- [WHAT TO DO]:
Output, with no changes, the span of lines that opens with the line containing "Read this page and output its text content." and closes with the last line.

Data extracted from a collection:
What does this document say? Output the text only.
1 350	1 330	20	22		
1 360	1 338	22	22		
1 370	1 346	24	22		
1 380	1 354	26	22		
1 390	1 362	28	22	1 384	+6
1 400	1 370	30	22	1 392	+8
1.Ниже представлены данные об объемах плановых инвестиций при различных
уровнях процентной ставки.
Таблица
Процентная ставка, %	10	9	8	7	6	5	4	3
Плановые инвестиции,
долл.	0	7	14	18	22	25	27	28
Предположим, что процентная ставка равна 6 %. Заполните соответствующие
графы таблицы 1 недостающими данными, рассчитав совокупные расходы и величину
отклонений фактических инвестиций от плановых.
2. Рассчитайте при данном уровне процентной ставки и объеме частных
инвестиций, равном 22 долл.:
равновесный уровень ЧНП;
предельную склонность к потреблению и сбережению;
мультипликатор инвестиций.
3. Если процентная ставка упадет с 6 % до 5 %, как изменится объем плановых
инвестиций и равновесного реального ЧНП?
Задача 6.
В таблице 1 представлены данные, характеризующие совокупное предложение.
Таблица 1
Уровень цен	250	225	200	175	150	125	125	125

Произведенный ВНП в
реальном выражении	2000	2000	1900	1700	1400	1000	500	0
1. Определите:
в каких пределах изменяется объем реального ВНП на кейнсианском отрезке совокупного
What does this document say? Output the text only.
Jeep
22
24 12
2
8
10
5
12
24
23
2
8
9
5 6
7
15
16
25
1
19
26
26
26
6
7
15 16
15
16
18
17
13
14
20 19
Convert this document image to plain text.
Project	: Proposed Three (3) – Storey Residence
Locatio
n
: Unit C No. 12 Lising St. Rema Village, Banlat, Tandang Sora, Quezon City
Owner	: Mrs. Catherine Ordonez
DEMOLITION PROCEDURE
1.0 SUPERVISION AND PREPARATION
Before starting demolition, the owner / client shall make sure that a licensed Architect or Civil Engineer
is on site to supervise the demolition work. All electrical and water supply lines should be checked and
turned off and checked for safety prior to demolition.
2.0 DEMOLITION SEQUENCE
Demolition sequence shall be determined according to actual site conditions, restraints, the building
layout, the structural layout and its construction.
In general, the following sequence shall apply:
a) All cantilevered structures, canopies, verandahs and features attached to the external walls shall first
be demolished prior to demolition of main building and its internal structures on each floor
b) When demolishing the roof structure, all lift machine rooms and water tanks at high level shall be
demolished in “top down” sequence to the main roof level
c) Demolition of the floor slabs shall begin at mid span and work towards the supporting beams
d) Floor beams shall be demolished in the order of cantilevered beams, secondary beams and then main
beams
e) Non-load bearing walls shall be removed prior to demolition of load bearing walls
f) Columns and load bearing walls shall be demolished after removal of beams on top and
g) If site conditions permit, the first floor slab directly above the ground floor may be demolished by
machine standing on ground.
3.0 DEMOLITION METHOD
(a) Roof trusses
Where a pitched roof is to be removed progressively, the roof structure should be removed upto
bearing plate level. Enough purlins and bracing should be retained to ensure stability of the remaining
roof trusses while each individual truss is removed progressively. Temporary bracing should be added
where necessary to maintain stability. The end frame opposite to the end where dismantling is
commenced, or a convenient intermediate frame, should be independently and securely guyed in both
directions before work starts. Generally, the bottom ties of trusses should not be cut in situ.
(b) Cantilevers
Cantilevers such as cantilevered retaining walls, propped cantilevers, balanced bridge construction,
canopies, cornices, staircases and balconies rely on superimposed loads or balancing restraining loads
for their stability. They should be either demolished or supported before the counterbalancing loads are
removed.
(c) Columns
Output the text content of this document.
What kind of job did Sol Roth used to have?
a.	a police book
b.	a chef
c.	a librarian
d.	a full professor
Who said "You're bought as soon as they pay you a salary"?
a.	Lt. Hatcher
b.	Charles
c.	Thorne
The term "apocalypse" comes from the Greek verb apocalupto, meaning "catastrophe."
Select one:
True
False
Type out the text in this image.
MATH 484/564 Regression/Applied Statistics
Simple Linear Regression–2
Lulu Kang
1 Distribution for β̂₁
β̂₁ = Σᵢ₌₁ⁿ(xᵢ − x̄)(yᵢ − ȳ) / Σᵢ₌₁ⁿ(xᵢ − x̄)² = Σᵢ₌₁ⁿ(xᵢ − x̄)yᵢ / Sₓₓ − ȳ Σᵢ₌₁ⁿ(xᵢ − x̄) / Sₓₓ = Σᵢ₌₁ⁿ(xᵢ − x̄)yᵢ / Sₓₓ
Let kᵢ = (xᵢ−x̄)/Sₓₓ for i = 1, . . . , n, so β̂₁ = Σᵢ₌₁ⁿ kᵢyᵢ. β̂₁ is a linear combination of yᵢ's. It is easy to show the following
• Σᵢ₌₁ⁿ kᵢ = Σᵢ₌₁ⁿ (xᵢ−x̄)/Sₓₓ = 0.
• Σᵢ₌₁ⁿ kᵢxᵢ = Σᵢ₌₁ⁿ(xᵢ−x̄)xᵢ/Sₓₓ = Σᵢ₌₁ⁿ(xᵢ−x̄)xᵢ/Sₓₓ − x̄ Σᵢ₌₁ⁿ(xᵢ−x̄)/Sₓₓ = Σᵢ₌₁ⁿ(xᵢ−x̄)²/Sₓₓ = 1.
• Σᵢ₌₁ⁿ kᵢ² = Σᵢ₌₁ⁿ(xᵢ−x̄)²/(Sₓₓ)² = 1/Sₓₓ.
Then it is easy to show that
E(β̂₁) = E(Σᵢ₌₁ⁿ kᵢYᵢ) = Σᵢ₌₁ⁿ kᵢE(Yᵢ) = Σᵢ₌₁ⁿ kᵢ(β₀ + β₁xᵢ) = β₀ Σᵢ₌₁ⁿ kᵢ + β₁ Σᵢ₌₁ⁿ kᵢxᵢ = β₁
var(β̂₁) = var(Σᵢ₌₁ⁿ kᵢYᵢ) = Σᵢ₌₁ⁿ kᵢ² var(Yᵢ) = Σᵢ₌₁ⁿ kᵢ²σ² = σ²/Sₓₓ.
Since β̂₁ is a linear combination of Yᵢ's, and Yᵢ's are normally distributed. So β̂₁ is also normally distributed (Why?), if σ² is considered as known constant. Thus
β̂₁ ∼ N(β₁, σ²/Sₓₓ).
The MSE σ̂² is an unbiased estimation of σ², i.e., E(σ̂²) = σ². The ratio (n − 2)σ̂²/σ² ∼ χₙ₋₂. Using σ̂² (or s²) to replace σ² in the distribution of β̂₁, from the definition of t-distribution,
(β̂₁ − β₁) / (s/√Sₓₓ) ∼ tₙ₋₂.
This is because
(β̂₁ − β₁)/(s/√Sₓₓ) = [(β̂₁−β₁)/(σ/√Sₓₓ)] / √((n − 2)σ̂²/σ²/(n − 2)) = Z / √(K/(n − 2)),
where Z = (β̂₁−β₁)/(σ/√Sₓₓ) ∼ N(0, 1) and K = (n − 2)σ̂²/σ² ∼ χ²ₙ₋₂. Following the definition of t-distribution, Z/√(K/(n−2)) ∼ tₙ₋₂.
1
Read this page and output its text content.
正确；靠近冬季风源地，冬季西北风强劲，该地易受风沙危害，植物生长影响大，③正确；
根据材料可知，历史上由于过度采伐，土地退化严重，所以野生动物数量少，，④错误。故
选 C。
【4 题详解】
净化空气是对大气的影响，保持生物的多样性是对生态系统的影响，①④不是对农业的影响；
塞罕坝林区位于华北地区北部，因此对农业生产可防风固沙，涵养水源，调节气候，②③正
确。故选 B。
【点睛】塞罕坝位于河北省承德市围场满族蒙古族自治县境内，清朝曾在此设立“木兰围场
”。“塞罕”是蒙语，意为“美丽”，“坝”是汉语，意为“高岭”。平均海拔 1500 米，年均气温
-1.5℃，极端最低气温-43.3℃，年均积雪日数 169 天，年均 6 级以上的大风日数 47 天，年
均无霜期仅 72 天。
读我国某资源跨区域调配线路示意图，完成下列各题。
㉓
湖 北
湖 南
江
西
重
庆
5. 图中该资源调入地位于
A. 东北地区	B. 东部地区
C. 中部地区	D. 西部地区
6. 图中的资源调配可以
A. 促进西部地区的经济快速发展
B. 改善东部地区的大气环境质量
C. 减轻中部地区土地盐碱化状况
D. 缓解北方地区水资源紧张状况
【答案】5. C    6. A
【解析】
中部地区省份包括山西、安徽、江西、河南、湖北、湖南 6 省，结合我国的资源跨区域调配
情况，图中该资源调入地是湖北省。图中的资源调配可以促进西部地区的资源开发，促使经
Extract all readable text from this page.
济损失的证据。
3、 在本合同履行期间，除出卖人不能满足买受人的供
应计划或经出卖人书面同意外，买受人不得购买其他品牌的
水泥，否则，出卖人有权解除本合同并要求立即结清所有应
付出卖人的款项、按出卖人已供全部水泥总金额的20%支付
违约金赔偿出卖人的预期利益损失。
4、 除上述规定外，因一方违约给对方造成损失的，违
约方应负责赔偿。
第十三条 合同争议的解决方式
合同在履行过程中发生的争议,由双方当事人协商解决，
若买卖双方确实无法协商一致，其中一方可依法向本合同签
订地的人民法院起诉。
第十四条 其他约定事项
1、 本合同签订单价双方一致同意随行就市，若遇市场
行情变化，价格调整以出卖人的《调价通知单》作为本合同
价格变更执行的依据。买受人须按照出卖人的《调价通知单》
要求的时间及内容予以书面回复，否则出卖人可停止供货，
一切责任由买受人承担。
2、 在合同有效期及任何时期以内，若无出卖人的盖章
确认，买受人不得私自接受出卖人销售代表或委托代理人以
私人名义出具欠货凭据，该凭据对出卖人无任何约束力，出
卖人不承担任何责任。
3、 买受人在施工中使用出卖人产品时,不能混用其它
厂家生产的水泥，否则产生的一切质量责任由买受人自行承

- [OUTPUT FOR THIS TASK]:
Read this page and output its text content.
正确；靠近冬季风源地，冬季西北风强劲，该地易受风沙危害，植物生长影响大，③正确；
根据材料可知，历史上由于过度采伐，土地退化严重，所以野生动物数量少，，④错误。故
选 C。
【4 题详解】
净化空气是对大气的影响，保持生物的多样性是对生态系统的影响，①④不是对农业的影响；
塞罕坝林区位于华北地区北部，因此对农业生产可防风固沙，涵养水源，调节气候，②③正
确。故选 B。
【点睛】塞罕坝位于河北省承德市围场满族蒙古族自治县境内，清朝曾在此设立“木兰围场
”。“塞罕”是蒙语，意为“美丽”，“坝”是汉语，意为“高岭”。平均海拔 1500 米，年均气温
-1.5℃，极端最低气温-43.3℃，年均积雪日数 169 天，年均 6 级以上的大风日数 47 天，年
均无霜期仅 72 天。
读我国某资源跨区域调配线路示意图，完成下列各题。
㉓
湖 北
湖 南
江
西
重
庆
5. 图中该资源调入地位于
A. 东北地区	B. 东部地区
C. 中部地区	D. 西部地区
6. 图中的资源调配可以
A. 促进西部地区的经济快速发展
B. 改善东部地区的大气环境质量
C. 减轻中部地区土地盐碱化状况
D. 缓解北方地区水资源紧张状况
【答案】5. C    6. A
【解析】
中部地区省份包括山西、安徽、江西、河南、湖北、湖南 6 省，结合我国的资源跨区域调配
情况，图中该资源调入地是湖北省。图中的资源调配可以促进西部地区的资源开发，促使经
Extract all readable text from this page.
济损失的证据。
3、 在本合同履行期间，除出卖人不能满足买受人的供
应计划或经出卖人书面同意外，买受人不得购买其他品牌的
水泥，否则，出卖人有权解除本合同并要求立即结清所有应
付出卖人的款项、按出卖人已供全部水泥总金额的20%支付
违约金赔偿出卖人的预期利益损失。
4、 除上述规定外，因一方违约给对方造成损失的，违
约方应负责赔偿。
第十三条 合同争议的解决方式
合同在履行过程中发生的争议,由双方当事人协商解决，
若买卖双方确实无法协商一致，其中一方可依法向本合同签
订地的人民法院起诉。
第十四条 其他约定事项
1、 本合同签订单价双方一致同意随行就市，若遇市场
行情变化，价格调整以出卖人的《调价通知单》作为本合同
价格变更执行的依据。买受人须按照出卖人的《调价通知单》
要求的时间及内容予以书面回复，否则出卖人可停止供货，
一切责任由买受人承担。
2、 在合同有效期及任何时期以内，若无出卖人的盖章
确认，买受人不得私自接受出卖人销售代表或委托代理人以
私人名义出具欠货凭据，该凭据对出卖人无任何约束力，出
卖人不承担任何责任。
3、 买受人在施工中使用出卖人产品时,不能混用其它
厂家生产的水泥，否则产生的一切质量责任由买受人自行承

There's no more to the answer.